==== Excerpted records ====
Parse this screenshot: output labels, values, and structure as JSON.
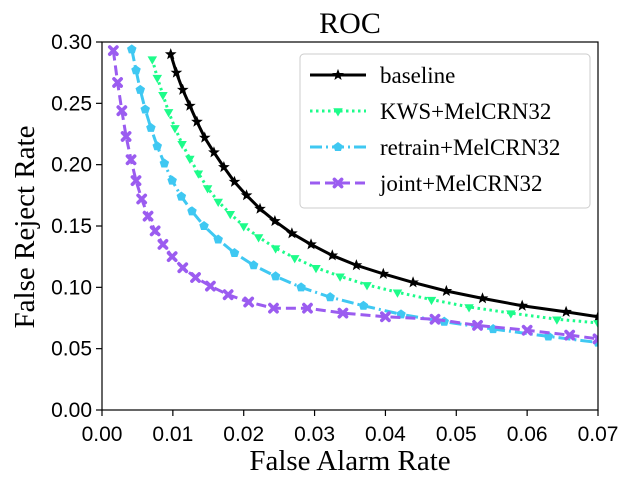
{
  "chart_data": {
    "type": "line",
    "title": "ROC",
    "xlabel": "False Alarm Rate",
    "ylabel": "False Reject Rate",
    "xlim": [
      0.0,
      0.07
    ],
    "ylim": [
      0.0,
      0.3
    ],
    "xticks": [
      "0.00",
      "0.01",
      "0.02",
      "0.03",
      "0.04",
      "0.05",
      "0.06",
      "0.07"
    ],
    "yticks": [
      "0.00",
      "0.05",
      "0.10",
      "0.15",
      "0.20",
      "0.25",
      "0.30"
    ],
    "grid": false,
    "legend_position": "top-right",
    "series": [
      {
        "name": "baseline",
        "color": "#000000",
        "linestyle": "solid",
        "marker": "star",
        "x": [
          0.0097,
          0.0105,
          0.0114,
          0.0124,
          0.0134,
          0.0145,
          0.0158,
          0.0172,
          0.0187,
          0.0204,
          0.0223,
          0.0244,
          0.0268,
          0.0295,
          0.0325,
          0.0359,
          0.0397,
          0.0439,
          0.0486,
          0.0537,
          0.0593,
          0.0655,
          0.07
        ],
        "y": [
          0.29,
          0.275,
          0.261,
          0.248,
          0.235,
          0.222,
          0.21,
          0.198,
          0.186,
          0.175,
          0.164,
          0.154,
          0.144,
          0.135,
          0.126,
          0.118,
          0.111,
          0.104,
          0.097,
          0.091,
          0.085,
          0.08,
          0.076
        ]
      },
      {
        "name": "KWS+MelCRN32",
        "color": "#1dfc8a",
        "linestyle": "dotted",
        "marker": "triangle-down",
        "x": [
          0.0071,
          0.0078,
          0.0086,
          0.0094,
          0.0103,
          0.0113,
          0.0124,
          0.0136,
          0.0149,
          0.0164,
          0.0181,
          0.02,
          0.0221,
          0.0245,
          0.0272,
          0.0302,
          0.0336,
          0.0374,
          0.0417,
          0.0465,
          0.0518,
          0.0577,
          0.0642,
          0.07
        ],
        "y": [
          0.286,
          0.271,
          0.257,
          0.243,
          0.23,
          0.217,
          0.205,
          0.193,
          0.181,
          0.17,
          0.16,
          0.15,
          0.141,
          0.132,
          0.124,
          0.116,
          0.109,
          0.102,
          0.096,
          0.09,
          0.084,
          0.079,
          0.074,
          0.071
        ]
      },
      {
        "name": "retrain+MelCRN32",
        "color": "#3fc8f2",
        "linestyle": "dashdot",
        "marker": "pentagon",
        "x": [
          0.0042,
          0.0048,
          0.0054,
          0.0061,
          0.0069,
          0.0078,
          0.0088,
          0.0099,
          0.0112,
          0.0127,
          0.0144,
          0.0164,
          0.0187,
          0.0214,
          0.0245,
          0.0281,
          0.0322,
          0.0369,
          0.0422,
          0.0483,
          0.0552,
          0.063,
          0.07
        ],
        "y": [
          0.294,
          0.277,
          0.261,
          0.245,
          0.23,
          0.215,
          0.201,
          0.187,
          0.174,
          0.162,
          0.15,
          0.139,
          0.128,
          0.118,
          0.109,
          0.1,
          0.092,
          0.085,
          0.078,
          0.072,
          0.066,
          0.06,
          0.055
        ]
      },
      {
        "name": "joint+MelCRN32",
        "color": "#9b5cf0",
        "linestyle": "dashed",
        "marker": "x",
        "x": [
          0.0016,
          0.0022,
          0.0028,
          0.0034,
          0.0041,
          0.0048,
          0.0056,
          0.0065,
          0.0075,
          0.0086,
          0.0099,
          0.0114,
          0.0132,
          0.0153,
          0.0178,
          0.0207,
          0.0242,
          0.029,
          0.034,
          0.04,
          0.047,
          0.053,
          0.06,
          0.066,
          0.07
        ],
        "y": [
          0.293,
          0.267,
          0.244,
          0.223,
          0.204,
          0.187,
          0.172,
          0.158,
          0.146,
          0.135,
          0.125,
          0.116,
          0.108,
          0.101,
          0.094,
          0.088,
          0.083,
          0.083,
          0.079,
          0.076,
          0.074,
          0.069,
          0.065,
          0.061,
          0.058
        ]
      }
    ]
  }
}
====
#### [To do]
Working from the listing above, pick out every line that has "name" and copy it.

#### [Reply]
        "name": "baseline",
        "name": "KWS+MelCRN32",
        "name": "retrain+MelCRN32",
        "name": "joint+MelCRN32",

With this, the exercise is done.